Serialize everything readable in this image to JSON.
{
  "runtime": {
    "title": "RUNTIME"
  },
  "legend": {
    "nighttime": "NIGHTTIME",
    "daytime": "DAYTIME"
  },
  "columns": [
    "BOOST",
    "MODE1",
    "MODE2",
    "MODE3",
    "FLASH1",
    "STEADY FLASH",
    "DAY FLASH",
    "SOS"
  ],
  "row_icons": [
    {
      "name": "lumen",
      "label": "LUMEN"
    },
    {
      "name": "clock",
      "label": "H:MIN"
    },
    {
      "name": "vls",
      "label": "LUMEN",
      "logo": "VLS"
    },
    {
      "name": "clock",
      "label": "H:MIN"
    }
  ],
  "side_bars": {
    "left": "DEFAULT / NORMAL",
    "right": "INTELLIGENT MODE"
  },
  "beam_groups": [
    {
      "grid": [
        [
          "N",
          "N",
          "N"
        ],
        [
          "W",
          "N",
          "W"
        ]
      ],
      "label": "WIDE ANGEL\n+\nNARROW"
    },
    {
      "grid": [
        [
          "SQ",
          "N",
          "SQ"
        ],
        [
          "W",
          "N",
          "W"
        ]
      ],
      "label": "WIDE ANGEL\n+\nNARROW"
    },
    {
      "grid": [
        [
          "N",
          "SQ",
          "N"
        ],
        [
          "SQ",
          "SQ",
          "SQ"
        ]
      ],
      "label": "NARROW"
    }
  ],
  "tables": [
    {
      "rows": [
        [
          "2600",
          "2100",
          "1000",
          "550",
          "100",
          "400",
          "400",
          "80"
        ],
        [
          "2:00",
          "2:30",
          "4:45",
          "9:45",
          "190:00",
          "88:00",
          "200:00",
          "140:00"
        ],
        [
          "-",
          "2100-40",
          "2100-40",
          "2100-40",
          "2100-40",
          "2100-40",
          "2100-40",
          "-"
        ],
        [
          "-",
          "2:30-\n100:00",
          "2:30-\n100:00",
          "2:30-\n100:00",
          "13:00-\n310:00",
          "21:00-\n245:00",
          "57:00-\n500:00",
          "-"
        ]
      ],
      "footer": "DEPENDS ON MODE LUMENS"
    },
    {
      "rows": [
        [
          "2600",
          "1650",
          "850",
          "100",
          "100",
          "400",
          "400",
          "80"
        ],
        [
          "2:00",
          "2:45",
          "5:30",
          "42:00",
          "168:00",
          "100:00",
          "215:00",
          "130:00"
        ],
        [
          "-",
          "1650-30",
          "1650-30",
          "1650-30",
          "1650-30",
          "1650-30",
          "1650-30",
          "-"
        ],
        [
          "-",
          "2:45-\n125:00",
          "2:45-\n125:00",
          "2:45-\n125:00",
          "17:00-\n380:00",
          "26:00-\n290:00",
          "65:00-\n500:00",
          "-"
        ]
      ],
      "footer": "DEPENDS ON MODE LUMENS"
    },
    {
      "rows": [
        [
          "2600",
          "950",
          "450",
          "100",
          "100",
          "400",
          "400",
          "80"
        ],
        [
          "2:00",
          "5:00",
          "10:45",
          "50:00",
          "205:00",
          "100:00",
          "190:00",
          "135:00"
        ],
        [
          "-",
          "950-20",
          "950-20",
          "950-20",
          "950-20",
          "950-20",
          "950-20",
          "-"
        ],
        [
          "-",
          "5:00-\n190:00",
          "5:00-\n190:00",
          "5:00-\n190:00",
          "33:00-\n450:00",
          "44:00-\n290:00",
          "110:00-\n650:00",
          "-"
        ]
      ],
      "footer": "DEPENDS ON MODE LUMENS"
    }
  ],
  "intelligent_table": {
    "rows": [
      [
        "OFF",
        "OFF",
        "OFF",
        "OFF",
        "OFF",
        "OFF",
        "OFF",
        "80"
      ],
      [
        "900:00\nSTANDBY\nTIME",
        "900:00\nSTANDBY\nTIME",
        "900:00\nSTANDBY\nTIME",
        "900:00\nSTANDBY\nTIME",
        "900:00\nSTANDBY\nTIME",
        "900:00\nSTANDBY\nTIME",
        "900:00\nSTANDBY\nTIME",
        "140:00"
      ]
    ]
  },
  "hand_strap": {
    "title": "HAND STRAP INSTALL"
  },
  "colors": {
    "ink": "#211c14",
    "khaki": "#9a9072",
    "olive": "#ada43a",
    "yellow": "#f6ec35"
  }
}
****
--- PROBLEM DESCRIPTION ---
Reproduce each line from the records that contains the word "name".

--- PROBLEM SOLUTION ---
      "name": "lumen",
      "name": "clock",
      "name": "vls",
      "name": "clock",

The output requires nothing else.